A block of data
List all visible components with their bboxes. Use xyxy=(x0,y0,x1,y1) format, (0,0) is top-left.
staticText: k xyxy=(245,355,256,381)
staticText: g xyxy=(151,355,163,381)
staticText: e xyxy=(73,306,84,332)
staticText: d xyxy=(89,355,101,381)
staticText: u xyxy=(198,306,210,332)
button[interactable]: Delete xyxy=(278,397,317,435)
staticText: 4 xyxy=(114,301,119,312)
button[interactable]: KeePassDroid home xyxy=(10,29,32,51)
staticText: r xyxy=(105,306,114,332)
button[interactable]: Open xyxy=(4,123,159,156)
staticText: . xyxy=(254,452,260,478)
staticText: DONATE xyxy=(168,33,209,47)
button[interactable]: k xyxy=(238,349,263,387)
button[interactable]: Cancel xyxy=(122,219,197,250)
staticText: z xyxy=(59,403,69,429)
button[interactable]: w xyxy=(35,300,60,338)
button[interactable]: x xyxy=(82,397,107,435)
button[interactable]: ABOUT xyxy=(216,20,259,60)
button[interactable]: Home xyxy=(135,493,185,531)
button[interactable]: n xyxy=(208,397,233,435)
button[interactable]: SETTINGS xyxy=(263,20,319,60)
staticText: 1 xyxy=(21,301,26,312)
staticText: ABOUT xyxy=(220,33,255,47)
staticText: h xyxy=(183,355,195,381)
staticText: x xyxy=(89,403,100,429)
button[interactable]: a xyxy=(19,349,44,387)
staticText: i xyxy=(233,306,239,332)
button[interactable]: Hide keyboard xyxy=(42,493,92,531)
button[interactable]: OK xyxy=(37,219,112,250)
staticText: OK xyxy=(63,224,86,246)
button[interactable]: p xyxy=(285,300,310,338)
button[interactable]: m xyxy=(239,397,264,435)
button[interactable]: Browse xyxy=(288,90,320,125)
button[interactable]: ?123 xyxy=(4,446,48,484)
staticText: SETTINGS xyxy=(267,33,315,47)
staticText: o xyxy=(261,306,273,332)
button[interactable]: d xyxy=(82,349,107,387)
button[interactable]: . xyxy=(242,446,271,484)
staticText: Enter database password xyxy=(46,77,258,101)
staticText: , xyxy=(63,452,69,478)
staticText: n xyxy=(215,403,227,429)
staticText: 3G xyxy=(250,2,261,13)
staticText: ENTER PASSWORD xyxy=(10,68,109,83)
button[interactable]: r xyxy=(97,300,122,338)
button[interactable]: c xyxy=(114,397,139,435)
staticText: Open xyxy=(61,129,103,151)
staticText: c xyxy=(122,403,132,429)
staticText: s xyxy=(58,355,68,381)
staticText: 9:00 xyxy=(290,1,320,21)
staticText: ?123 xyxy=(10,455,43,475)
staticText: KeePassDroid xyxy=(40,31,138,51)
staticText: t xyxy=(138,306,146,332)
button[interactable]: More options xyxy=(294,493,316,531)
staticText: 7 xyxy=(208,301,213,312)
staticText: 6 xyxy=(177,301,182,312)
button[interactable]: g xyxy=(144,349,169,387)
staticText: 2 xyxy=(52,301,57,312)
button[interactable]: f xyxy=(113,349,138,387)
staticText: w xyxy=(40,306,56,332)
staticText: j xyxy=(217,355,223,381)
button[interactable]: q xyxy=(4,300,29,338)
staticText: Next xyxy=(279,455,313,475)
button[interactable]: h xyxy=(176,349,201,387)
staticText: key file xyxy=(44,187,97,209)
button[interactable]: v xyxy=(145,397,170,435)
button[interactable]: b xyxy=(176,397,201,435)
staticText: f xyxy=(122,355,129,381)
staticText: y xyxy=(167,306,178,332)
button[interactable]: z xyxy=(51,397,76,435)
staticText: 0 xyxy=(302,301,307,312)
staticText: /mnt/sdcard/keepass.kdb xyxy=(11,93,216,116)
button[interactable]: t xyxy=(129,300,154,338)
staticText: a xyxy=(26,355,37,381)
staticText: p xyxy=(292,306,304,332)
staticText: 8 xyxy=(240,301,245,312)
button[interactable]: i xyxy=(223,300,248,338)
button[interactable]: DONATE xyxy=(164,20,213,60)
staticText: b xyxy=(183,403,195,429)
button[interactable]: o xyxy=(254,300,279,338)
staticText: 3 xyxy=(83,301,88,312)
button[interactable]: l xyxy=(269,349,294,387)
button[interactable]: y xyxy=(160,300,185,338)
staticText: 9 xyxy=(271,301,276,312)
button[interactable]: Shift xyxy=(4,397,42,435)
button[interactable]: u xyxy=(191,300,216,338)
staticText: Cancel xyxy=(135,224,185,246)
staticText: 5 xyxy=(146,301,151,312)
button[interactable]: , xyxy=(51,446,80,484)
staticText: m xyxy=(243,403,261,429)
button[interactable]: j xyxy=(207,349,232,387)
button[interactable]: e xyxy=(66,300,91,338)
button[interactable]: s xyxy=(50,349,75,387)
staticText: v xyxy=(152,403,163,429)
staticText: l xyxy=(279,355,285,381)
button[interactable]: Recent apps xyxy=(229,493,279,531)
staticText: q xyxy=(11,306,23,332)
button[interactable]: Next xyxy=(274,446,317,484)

* **TASK GOAL**
Reproduce the records verbatim, from their first line up to and including the line with "staticText: ABOUT xyxy=(220,33,255,47)".

* **WRITTEN ANSWER**
List all visible components with their bboxes. Use xyxy=(x0,y0,x1,y1) format, (0,0) is top-left.
staticText: k xyxy=(245,355,256,381)
staticText: g xyxy=(151,355,163,381)
staticText: e xyxy=(73,306,84,332)
staticText: d xyxy=(89,355,101,381)
staticText: u xyxy=(198,306,210,332)
button[interactable]: Delete xyxy=(278,397,317,435)
staticText: 4 xyxy=(114,301,119,312)
button[interactable]: KeePassDroid home xyxy=(10,29,32,51)
staticText: r xyxy=(105,306,114,332)
button[interactable]: Open xyxy=(4,123,159,156)
staticText: . xyxy=(254,452,260,478)
staticText: DONATE xyxy=(168,33,209,47)
button[interactable]: k xyxy=(238,349,263,387)
button[interactable]: Cancel xyxy=(122,219,197,250)
staticText: z xyxy=(59,403,69,429)
button[interactable]: w xyxy=(35,300,60,338)
button[interactable]: x xyxy=(82,397,107,435)
button[interactable]: ABOUT xyxy=(216,20,259,60)
button[interactable]: Home xyxy=(135,493,185,531)
button[interactable]: n xyxy=(208,397,233,435)
button[interactable]: SETTINGS xyxy=(263,20,319,60)
staticText: 1 xyxy=(21,301,26,312)
staticText: ABOUT xyxy=(220,33,255,47)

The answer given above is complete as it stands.